## EXERCISE DESCRIPTION:
Every record below should be printed exactly as given.

— begin —

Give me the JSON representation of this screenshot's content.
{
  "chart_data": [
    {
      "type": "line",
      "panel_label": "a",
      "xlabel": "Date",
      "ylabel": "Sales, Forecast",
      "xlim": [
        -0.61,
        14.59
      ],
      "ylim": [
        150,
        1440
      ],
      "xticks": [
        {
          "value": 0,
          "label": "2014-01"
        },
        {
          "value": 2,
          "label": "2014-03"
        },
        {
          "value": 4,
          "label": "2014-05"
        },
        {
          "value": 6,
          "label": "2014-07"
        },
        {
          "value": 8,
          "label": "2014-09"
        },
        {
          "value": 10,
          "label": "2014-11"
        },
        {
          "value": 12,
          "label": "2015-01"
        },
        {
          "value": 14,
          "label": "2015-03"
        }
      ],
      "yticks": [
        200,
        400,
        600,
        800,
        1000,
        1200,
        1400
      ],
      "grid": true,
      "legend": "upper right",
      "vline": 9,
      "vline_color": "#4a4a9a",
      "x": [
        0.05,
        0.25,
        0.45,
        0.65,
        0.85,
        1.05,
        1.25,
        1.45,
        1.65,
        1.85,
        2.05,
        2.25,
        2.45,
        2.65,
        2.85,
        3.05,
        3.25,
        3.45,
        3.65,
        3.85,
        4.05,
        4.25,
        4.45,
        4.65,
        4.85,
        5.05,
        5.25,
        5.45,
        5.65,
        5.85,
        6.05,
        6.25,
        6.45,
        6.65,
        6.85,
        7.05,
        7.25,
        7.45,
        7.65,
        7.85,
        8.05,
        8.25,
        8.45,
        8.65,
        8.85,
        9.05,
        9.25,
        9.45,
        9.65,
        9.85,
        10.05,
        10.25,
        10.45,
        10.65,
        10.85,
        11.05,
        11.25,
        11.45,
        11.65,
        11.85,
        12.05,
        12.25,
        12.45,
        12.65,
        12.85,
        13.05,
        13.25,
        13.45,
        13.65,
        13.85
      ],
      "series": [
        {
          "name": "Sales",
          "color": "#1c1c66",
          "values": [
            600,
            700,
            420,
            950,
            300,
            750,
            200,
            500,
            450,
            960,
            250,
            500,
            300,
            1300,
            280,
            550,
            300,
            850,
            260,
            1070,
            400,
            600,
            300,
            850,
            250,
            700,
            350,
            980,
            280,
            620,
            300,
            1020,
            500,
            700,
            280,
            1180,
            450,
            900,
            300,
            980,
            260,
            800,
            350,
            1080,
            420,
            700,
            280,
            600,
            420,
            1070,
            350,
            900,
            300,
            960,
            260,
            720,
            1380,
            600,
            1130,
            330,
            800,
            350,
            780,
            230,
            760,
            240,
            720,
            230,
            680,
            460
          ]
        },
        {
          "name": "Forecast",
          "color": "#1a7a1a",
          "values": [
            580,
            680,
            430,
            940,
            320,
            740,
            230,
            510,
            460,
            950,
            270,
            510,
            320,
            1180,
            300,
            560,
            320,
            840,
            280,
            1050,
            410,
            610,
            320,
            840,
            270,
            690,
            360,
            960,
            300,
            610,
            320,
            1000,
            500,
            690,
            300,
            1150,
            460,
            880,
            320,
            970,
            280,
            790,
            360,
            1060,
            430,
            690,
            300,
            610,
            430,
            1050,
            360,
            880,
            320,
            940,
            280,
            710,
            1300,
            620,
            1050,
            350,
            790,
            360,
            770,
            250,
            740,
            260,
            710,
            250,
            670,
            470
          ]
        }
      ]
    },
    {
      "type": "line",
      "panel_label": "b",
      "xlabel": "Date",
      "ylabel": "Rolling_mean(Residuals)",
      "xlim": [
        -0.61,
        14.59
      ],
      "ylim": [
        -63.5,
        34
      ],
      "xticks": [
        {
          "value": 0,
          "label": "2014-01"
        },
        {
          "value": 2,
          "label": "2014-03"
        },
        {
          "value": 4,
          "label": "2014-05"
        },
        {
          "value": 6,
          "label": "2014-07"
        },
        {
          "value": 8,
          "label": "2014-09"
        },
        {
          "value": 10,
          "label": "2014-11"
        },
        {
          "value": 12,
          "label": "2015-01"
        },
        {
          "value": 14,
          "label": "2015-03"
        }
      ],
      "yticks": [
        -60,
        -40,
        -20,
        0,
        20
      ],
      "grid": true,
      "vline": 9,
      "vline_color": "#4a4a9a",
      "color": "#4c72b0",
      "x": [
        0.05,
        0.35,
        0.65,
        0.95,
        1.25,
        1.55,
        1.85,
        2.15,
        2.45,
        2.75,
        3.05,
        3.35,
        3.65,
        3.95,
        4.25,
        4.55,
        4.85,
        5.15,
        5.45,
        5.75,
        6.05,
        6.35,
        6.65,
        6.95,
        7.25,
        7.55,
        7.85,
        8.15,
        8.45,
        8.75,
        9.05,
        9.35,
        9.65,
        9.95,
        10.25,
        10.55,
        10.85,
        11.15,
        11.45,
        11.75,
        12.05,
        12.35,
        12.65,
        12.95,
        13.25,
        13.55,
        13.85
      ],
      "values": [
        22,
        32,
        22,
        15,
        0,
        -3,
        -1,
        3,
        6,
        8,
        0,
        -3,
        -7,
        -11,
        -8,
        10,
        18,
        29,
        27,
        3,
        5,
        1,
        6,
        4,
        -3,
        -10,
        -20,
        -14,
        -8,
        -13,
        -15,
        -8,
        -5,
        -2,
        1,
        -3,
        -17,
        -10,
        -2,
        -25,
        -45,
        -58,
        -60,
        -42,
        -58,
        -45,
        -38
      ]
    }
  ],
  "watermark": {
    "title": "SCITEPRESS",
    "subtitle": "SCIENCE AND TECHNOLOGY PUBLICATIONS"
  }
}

— end —

## FULL ANSWER:
Give me the JSON representation of this screenshot's content.
{
  "chart_data": [
    {
      "type": "line",
      "panel_label": "a",
      "xlabel": "Date",
      "ylabel": "Sales, Forecast",
      "xlim": [
        -0.61,
        14.59
      ],
      "ylim": [
        150,
        1440
      ],
      "xticks": [
        {
          "value": 0,
          "label": "2014-01"
        },
        {
          "value": 2,
          "label": "2014-03"
        },
        {
          "value": 4,
          "label": "2014-05"
        },
        {
          "value": 6,
          "label": "2014-07"
        },
        {
          "value": 8,
          "label": "2014-09"
        },
        {
          "value": 10,
          "label": "2014-11"
        },
        {
          "value": 12,
          "label": "2015-01"
        },
        {
          "value": 14,
          "label": "2015-03"
        }
      ],
      "yticks": [
        200,
        400,
        600,
        800,
        1000,
        1200,
        1400
      ],
      "grid": true,
      "legend": "upper right",
      "vline": 9,
      "vline_color": "#4a4a9a",
      "x": [
        0.05,
        0.25,
        0.45,
        0.65,
        0.85,
        1.05,
        1.25,
        1.45,
        1.65,
        1.85,
        2.05,
        2.25,
        2.45,
        2.65,
        2.85,
        3.05,
        3.25,
        3.45,
        3.65,
        3.85,
        4.05,
        4.25,
        4.45,
        4.65,
        4.85,
        5.05,
        5.25,
        5.45,
        5.65,
        5.85,
        6.05,
        6.25,
        6.45,
        6.65,
        6.85,
        7.05,
        7.25,
        7.45,
        7.65,
        7.85,
        8.05,
        8.25,
        8.45,
        8.65,
        8.85,
        9.05,
        9.25,
        9.45,
        9.65,
        9.85,
        10.05,
        10.25,
        10.45,
        10.65,
        10.85,
        11.05,
        11.25,
        11.45,
        11.65,
        11.85,
        12.05,
        12.25,
        12.45,
        12.65,
        12.85,
        13.05,
        13.25,
        13.45,
        13.65,
        13.85
      ],
      "series": [
        {
          "name": "Sales",
          "color": "#1c1c66",
          "values": [
            600,
            700,
            420,
            950,
            300,
            750,
            200,
            500,
            450,
            960,
            250,
            500,
            300,
            1300,
            280,
            550,
            300,
            850,
            260,
            1070,
            400,
            600,
            300,
            850,
            250,
            700,
            350,
            980,
            280,
            620,
            300,
            1020,
            500,
            700,
            280,
            1180,
            450,
            900,
            300,
            980,
            260,
            800,
            350,
            1080,
            420,
            700,
            280,
            600,
            420,
            1070,
            350,
            900,
            300,
            960,
            260,
            720,
            1380,
            600,
            1130,
            330,
            800,
            350,
            780,
            230,
            760,
            240,
            720,
            230,
            680,
            460
          ]
        },
        {
          "name": "Forecast",
          "color": "#1a7a1a",
          "values": [
            580,
            680,
            430,
            940,
            320,
            740,
            230,
            510,
            460,
            950,
            270,
            510,
            320,
            1180,
            300,
            560,
            320,
            840,
            280,
            1050,
            410,
            610,
            320,
            840,
            270,
            690,
            360,
            960,
            300,
            610,
            320,
            1000,
            500,
            690,
            300,
            1150,
            460,
            880,
            320,
            970,
            280,
            790,
            360,
            1060,
            430,
            690,
            300,
            610,
            430,
            1050,
            360,
            880,
            320,
            940,
            280,
            710,
            1300,
            620,
            1050,
            350,
            790,
            360,
            770,
            250,
            740,
            260,
            710,
            250,
            670,
            470
          ]
        }
      ]
    },
    {
      "type": "line",
      "panel_label": "b",
      "xlabel": "Date",
      "ylabel": "Rolling_mean(Residuals)",
      "xlim": [
        -0.61,
        14.59
      ],
      "ylim": [
        -63.5,
        34
      ],
      "xticks": [
        {
          "value": 0,
          "label": "2014-01"
        },
        {
          "value": 2,
          "label": "2014-03"
        },
        {
          "value": 4,
          "label": "2014-05"
        },
        {
          "value": 6,
          "label": "2014-07"
        },
        {
          "value": 8,
          "label": "2014-09"
        },
        {
          "value": 10,
          "label": "2014-11"
        },
        {
          "value": 12,
          "label": "2015-01"
        },
        {
          "value": 14,
          "label": "2015-03"
        }
      ],
      "yticks": [
        -60,
        -40,
        -20,
        0,
        20
      ],
      "grid": true,
      "vline": 9,
      "vline_color": "#4a4a9a",
      "color": "#4c72b0",
      "x": [
        0.05,
        0.35,
        0.65,
        0.95,
        1.25,
        1.55,
        1.85,
        2.15,
        2.45,
        2.75,
        3.05,
        3.35,
        3.65,
        3.95,
        4.25,
        4.55,
        4.85,
        5.15,
        5.45,
        5.75,
        6.05,
        6.35,
        6.65,
        6.95,
        7.25,
        7.55,
        7.85,
        8.15,
        8.45,
        8.75,
        9.05,
        9.35,
        9.65,
        9.95,
        10.25,
        10.55,
        10.85,
        11.15,
        11.45,
        11.75,
        12.05,
        12.35,
        12.65,
        12.95,
        13.25,
        13.55,
        13.85
      ],
      "values": [
        22,
        32,
        22,
        15,
        0,
        -3,
        -1,
        3,
        6,
        8,
        0,
        -3,
        -7,
        -11,
        -8,
        10,
        18,
        29,
        27,
        3,
        5,
        1,
        6,
        4,
        -3,
        -10,
        -20,
        -14,
        -8,
        -13,
        -15,
        -8,
        -5,
        -2,
        1,
        -3,
        -17,
        -10,
        -2,
        -25,
        -45,
        -58,
        -60,
        -42,
        -58,
        -45,
        -38
      ]
    }
  ],
  "watermark": {
    "title": "SCITEPRESS",
    "subtitle": "SCIENCE AND TECHNOLOGY PUBLICATIONS"
  }
}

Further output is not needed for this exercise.